[Structured page parsing data]
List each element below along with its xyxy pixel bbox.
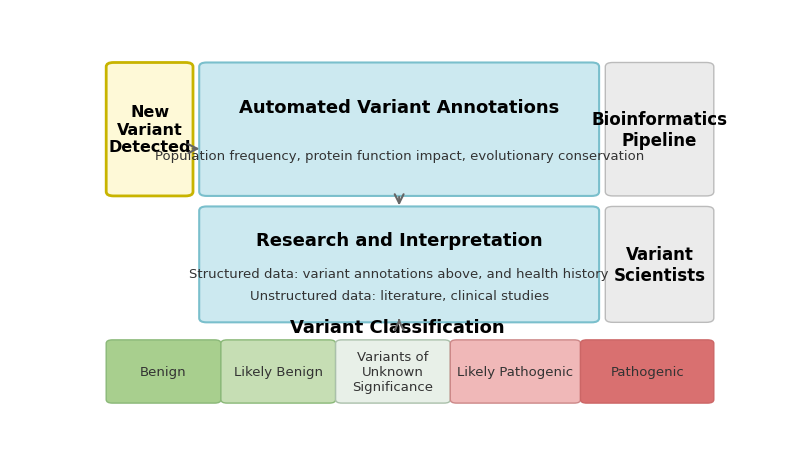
FancyBboxPatch shape [450,340,581,403]
Text: Benign: Benign [140,365,187,378]
Text: Bioinformatics
Pipeline: Bioinformatics Pipeline [591,111,727,149]
Text: New
Variant
Detected: New Variant Detected [108,105,191,155]
Text: Likely Benign: Likely Benign [234,365,322,378]
Text: Variant
Scientists: Variant Scientists [614,245,706,284]
FancyBboxPatch shape [606,63,714,197]
Text: Likely Pathogenic: Likely Pathogenic [458,365,574,378]
FancyBboxPatch shape [106,340,221,403]
Text: Variant Classification: Variant Classification [290,318,505,337]
Text: Automated Variant Annotations: Automated Variant Annotations [239,99,559,117]
Text: Population frequency, protein function impact, evolutionary conservation: Population frequency, protein function i… [154,149,644,162]
FancyBboxPatch shape [606,207,714,323]
Text: Structured data: variant annotations above, and health history: Structured data: variant annotations abo… [190,267,609,280]
FancyBboxPatch shape [199,63,599,197]
Text: Variants of
Unknown
Significance: Variants of Unknown Significance [353,350,434,393]
Text: Pathogenic: Pathogenic [610,365,684,378]
FancyBboxPatch shape [106,63,193,197]
FancyBboxPatch shape [199,207,599,323]
FancyBboxPatch shape [581,340,714,403]
Text: Research and Interpretation: Research and Interpretation [256,231,542,249]
Text: Unstructured data: literature, clinical studies: Unstructured data: literature, clinical … [250,290,549,303]
FancyBboxPatch shape [336,340,450,403]
FancyBboxPatch shape [221,340,336,403]
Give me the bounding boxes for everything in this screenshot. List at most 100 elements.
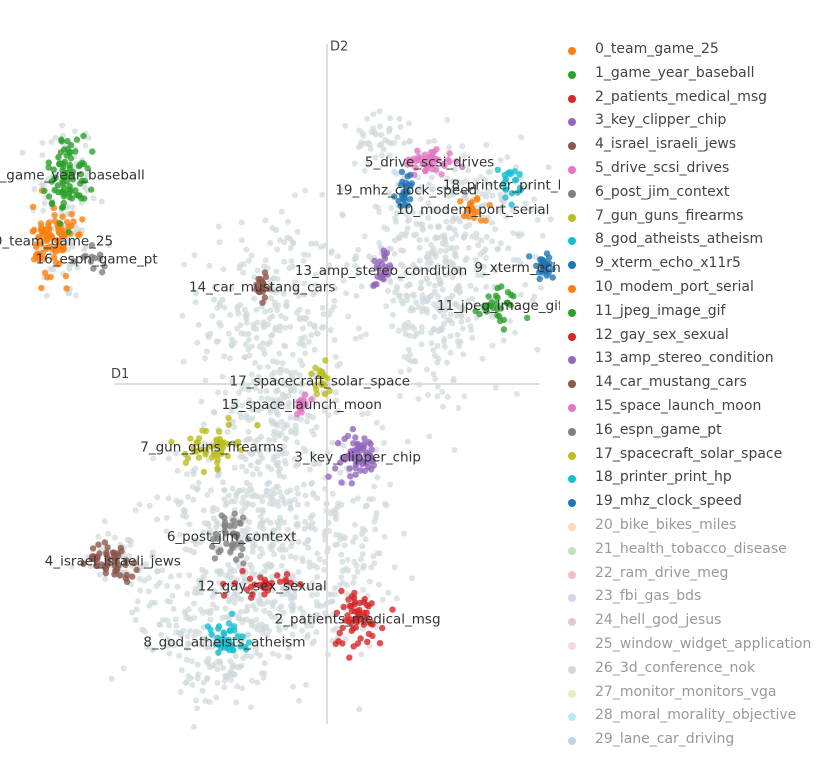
legend-item[interactable]: 19_mhz_clock_speed [560, 492, 826, 516]
legend-item[interactable]: 2_patients_medical_msg [560, 88, 826, 112]
cluster-point [334, 439, 342, 447]
legend-item[interactable]: 25_window_widget_application [560, 635, 826, 659]
legend-label: 6_post_jim_context [595, 183, 730, 200]
background-point [241, 504, 248, 511]
legend-item[interactable]: 7_gun_guns_firearms [560, 207, 826, 231]
legend-item[interactable]: 5_drive_scsi_drives [560, 159, 826, 183]
cluster-point [360, 609, 368, 616]
background-point [240, 269, 247, 276]
background-point [383, 502, 390, 509]
background-point [522, 281, 529, 288]
background-point [238, 219, 245, 226]
background-point [355, 144, 362, 151]
legend-item[interactable]: 3_key_clipper_chip [560, 111, 826, 135]
background-point [425, 200, 432, 207]
background-point [436, 280, 443, 286]
legend-item[interactable]: 11_jpeg_image_gif [560, 302, 826, 326]
background-point [245, 331, 252, 337]
legend-item[interactable]: 28_moral_morality_objective [560, 706, 826, 730]
cluster-point [51, 254, 58, 261]
background-point [431, 352, 438, 359]
background-point [228, 408, 235, 415]
cluster-point [101, 263, 108, 270]
legend-marker-icon [568, 641, 576, 650]
cluster-point [326, 387, 333, 395]
legend-item[interactable]: 12_gay_sex_sexual [560, 326, 826, 350]
cluster-point [338, 479, 345, 486]
legend-item[interactable]: 20_bike_bikes_miles [560, 516, 826, 540]
background-point [510, 256, 517, 263]
cluster-point [494, 284, 501, 292]
cluster-point [242, 646, 250, 653]
legend-item[interactable]: 10_modem_port_serial [560, 278, 826, 302]
background-point [300, 257, 307, 264]
cluster-point [473, 194, 481, 202]
background-point [252, 438, 259, 445]
background-point [243, 608, 249, 615]
legend: 0_team_game_25 1_game_year_baseball 2_pati… [560, 40, 826, 748]
cluster-point [516, 184, 524, 191]
legend-item[interactable]: 4_israel_israeli_jews [560, 135, 826, 159]
background-point [215, 389, 222, 396]
legend-item[interactable]: 13_amp_stereo_condition [560, 349, 826, 373]
background-point [432, 250, 439, 257]
legend-item[interactable]: 29_lane_car_driving [560, 730, 826, 748]
legend-item[interactable]: 26_3d_conference_nok [560, 659, 826, 683]
background-point [344, 556, 351, 563]
background-point [268, 492, 275, 499]
legend-item[interactable]: 14_car_mustang_cars [560, 373, 826, 397]
background-point [287, 487, 294, 494]
background-point [287, 501, 294, 508]
background-point [214, 658, 221, 665]
cluster-point [225, 639, 232, 646]
background-point [327, 327, 334, 333]
legend-item[interactable]: 22_ram_drive_meg [560, 564, 826, 588]
background-point [376, 142, 383, 149]
background-point [168, 573, 175, 580]
legend-item[interactable]: 6_post_jim_context [560, 183, 826, 207]
background-point [235, 595, 242, 602]
cluster-point [33, 243, 40, 251]
background-point [286, 399, 292, 406]
cluster-point [332, 640, 339, 647]
legend-item[interactable]: 24_hell_god_jesus [560, 611, 826, 635]
background-point [425, 266, 432, 273]
background-point [339, 568, 346, 574]
cluster-point [124, 578, 131, 586]
legend-item[interactable]: 8_god_atheists_atheism [560, 230, 826, 254]
cluster-point [112, 556, 119, 563]
cluster-point [298, 405, 305, 412]
background-point [184, 590, 191, 597]
cluster-point [38, 284, 45, 292]
legend-item[interactable]: 17_spacecraft_solar_space [560, 445, 826, 469]
legend-item[interactable]: 16_espn_game_pt [560, 421, 826, 445]
background-point [413, 220, 420, 227]
background-point [329, 490, 336, 497]
background-point [278, 312, 285, 319]
legend-item[interactable]: 1_game_year_baseball [560, 64, 826, 88]
background-point [350, 497, 356, 504]
legend-item[interactable]: 18_printer_print_hp [560, 468, 826, 492]
background-point [221, 353, 227, 360]
cluster-point [470, 214, 478, 222]
background-point [299, 558, 306, 565]
legend-item[interactable]: 27_monitor_monitors_vga [560, 683, 826, 707]
background-point [184, 471, 190, 478]
legend-label: 24_hell_god_jesus [595, 612, 722, 629]
legend-item[interactable]: 15_space_launch_moon [560, 397, 826, 421]
background-point [206, 262, 213, 269]
background-point [384, 226, 391, 233]
background-point [242, 341, 249, 348]
legend-item[interactable]: 23_fbi_gas_bds [560, 587, 826, 611]
background-point [187, 628, 194, 635]
background-point [195, 585, 202, 591]
background-point [289, 539, 295, 546]
cluster-point [77, 171, 85, 178]
background-point [182, 546, 189, 553]
cluster-point [465, 213, 472, 220]
background-point [252, 360, 258, 366]
background-point [492, 384, 499, 391]
legend-item[interactable]: 21_health_tobacco_disease [560, 540, 826, 564]
legend-item[interactable]: 9_xterm_echo_x11r5 [560, 254, 826, 278]
legend-item[interactable]: 0_team_game_25 [560, 40, 826, 64]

> _EXERCISE INSTRUCTIONS_: Once each line with "label" in the entries is counted, state the total and nothing else.

> _FINISHED EXERCISE_: 2